Within the data that follows, how many lines carry the string "color"? Give the number alone.

─── STORED RECORDS ───

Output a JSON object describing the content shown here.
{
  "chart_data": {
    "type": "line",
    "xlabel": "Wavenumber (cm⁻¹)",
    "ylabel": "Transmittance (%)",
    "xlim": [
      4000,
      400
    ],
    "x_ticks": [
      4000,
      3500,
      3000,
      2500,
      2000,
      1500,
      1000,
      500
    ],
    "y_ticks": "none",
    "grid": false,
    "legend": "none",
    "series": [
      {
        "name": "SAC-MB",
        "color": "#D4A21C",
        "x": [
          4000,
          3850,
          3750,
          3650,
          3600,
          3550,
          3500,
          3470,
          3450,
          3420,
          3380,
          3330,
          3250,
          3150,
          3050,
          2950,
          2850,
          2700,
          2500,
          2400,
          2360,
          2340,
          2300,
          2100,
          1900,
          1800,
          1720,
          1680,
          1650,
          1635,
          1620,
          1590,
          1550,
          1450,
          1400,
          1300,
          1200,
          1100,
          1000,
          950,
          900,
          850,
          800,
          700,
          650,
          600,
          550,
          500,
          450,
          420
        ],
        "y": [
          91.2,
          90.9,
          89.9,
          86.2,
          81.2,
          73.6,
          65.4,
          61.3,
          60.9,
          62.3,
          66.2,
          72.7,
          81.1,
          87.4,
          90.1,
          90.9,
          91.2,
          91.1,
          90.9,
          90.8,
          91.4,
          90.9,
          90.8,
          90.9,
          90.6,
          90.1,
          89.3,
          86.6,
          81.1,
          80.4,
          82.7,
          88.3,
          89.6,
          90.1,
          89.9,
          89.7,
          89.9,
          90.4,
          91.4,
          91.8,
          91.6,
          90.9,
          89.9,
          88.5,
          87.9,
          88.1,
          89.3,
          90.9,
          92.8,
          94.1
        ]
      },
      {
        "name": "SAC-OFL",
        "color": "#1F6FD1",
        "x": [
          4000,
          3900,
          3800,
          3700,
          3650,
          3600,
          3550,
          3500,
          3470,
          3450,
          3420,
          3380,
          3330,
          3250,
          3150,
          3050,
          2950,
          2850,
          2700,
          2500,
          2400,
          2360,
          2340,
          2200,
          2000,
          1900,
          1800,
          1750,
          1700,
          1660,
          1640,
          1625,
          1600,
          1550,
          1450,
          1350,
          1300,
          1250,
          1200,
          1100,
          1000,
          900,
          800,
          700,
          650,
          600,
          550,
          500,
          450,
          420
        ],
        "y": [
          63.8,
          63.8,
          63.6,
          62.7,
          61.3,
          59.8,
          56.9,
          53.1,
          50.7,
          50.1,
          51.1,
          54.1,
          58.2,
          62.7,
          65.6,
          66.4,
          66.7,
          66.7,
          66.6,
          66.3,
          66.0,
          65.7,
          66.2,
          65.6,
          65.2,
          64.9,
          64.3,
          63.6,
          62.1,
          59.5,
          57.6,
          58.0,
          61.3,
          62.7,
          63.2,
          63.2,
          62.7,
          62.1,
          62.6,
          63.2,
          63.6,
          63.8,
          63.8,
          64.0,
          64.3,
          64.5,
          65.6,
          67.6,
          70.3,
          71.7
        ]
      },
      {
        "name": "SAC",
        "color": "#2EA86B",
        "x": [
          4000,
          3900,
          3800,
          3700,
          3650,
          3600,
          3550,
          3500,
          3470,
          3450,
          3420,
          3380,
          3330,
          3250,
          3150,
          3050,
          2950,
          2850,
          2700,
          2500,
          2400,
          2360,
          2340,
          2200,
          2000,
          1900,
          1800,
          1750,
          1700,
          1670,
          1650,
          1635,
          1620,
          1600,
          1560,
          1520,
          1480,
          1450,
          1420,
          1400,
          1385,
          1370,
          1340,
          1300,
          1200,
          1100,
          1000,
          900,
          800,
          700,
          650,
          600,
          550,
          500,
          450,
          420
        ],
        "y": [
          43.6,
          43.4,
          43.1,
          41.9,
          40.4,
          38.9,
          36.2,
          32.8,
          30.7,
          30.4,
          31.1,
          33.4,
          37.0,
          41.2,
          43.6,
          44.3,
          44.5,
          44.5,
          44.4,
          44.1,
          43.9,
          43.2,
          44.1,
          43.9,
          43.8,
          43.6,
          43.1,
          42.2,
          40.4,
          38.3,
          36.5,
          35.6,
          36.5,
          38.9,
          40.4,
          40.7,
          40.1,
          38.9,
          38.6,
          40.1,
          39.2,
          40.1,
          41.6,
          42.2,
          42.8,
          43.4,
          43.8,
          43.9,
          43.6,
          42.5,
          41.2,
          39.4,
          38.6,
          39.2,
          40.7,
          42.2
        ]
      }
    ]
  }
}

───

## PROBLEM SOLUTION
3